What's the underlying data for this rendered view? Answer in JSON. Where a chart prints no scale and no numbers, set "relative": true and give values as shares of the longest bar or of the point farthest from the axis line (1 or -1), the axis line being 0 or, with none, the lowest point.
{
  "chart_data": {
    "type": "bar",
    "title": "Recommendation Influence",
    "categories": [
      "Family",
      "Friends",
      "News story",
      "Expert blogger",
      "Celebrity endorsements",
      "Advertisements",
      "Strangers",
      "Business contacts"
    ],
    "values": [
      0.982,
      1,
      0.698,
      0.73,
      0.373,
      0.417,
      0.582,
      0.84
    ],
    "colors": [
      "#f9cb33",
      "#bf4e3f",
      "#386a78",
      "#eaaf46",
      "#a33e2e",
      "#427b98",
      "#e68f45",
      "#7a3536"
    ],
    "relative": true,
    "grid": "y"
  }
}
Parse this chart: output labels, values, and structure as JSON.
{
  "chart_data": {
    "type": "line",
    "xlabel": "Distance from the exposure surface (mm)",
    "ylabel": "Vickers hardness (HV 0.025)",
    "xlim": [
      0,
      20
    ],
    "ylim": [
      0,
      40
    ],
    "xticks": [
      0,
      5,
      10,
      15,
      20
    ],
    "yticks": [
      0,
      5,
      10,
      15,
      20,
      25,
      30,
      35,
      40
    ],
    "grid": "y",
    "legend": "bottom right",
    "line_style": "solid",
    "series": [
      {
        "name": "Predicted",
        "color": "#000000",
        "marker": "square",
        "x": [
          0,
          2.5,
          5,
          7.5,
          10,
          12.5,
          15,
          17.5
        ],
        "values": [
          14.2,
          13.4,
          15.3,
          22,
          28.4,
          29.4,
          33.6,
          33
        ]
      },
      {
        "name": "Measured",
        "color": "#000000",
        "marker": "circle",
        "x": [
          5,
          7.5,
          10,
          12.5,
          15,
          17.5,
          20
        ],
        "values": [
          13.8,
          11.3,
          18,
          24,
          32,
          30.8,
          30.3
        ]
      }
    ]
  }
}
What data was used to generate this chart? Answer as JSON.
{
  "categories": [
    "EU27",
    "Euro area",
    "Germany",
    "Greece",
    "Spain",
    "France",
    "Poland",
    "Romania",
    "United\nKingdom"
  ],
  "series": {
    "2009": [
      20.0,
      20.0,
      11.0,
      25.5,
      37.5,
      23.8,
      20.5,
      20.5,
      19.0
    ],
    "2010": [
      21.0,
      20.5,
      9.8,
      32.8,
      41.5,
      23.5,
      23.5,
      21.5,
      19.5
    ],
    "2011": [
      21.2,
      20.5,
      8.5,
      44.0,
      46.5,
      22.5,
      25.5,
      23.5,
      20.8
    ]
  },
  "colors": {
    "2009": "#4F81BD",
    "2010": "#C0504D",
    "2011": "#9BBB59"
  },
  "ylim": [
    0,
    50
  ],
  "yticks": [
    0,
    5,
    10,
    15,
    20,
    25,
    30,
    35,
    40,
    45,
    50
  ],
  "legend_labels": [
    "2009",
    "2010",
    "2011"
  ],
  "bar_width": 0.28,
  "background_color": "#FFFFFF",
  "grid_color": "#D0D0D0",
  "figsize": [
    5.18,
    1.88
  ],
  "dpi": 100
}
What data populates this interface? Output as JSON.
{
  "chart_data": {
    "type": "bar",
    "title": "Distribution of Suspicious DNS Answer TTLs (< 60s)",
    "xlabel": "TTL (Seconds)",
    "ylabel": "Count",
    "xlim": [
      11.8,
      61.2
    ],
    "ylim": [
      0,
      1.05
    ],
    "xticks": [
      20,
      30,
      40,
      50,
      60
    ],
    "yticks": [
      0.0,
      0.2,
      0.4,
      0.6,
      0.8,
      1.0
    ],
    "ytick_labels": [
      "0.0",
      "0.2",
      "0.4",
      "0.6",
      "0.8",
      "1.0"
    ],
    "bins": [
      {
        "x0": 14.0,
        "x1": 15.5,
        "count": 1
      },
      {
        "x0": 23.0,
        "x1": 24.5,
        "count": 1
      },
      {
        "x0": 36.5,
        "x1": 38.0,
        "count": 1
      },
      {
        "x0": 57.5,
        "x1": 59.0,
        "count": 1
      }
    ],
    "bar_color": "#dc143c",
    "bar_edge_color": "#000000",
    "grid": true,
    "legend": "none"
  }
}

———

Print the complete listing again, exactly as it stands.

What's the underlying data for this rendered view? Answer in JSON. Where a chart prints no scale and no numbers, set "relative": true and give values as shares of the longest bar or of the point farthest from the axis line (1 or -1), the axis line being 0 or, with none, the lowest point.
{
  "chart_data": {
    "type": "bar",
    "title": "Recommendation Influence",
    "categories": [
      "Family",
      "Friends",
      "News story",
      "Expert blogger",
      "Celebrity endorsements",
      "Advertisements",
      "Strangers",
      "Business contacts"
    ],
    "values": [
      0.982,
      1,
      0.698,
      0.73,
      0.373,
      0.417,
      0.582,
      0.84
    ],
    "colors": [
      "#f9cb33",
      "#bf4e3f",
      "#386a78",
      "#eaaf46",
      "#a33e2e",
      "#427b98",
      "#e68f45",
      "#7a3536"
    ],
    "relative": true,
    "grid": "y"
  }
}
Parse this chart: output labels, values, and structure as JSON.
{
  "chart_data": {
    "type": "line",
    "xlabel": "Distance from the exposure surface (mm)",
    "ylabel": "Vickers hardness (HV 0.025)",
    "xlim": [
      0,
      20
    ],
    "ylim": [
      0,
      40
    ],
    "xticks": [
      0,
      5,
      10,
      15,
      20
    ],
    "yticks": [
      0,
      5,
      10,
      15,
      20,
      25,
      30,
      35,
      40
    ],
    "grid": "y",
    "legend": "bottom right",
    "line_style": "solid",
    "series": [
      {
        "name": "Predicted",
        "color": "#000000",
        "marker": "square",
        "x": [
          0,
          2.5,
          5,
          7.5,
          10,
          12.5,
          15,
          17.5
        ],
        "values": [
          14.2,
          13.4,
          15.3,
          22,
          28.4,
          29.4,
          33.6,
          33
        ]
      },
      {
        "name": "Measured",
        "color": "#000000",
        "marker": "circle",
        "x": [
          5,
          7.5,
          10,
          12.5,
          15,
          17.5,
          20
        ],
        "values": [
          13.8,
          11.3,
          18,
          24,
          32,
          30.8,
          30.3
        ]
      }
    ]
  }
}
What data was used to generate this chart? Answer as JSON.
{
  "categories": [
    "EU27",
    "Euro area",
    "Germany",
    "Greece",
    "Spain",
    "France",
    "Poland",
    "Romania",
    "United\nKingdom"
  ],
  "series": {
    "2009": [
      20.0,
      20.0,
      11.0,
      25.5,
      37.5,
      23.8,
      20.5,
      20.5,
      19.0
    ],
    "2010": [
      21.0,
      20.5,
      9.8,
      32.8,
      41.5,
      23.5,
      23.5,
      21.5,
      19.5
    ],
    "2011": [
      21.2,
      20.5,
      8.5,
      44.0,
      46.5,
      22.5,
      25.5,
      23.5,
      20.8
    ]
  },
  "colors": {
    "2009": "#4F81BD",
    "2010": "#C0504D",
    "2011": "#9BBB59"
  },
  "ylim": [
    0,
    50
  ],
  "yticks": [
    0,
    5,
    10,
    15,
    20,
    25,
    30,
    35,
    40,
    45,
    50
  ],
  "legend_labels": [
    "2009",
    "2010",
    "2011"
  ],
  "bar_width": 0.28,
  "background_color": "#FFFFFF",
  "grid_color": "#D0D0D0",
  "figsize": [
    5.18,
    1.88
  ],
  "dpi": 100
}
What data populates this interface? Output as JSON.
{
  "chart_data": {
    "type": "bar",
    "title": "Distribution of Suspicious DNS Answer TTLs (< 60s)",
    "xlabel": "TTL (Seconds)",
    "ylabel": "Count",
    "xlim": [
      11.8,
      61.2
    ],
    "ylim": [
      0,
      1.05
    ],
    "xticks": [
      20,
      30,
      40,
      50,
      60
    ],
    "yticks": [
      0.0,
      0.2,
      0.4,
      0.6,
      0.8,
      1.0
    ],
    "ytick_labels": [
      "0.0",
      "0.2",
      "0.4",
      "0.6",
      "0.8",
      "1.0"
    ],
    "bins": [
      {
        "x0": 14.0,
        "x1": 15.5,
        "count": 1
      },
      {
        "x0": 23.0,
        "x1": 24.5,
        "count": 1
      },
      {
        "x0": 36.5,
        "x1": 38.0,
        "count": 1
      },
      {
        "x0": 57.5,
        "x1": 59.0,
        "count": 1
      }
    ],
    "bar_color": "#dc143c",
    "bar_edge_color": "#000000",
    "grid": true,
    "legend": "none"
  }
}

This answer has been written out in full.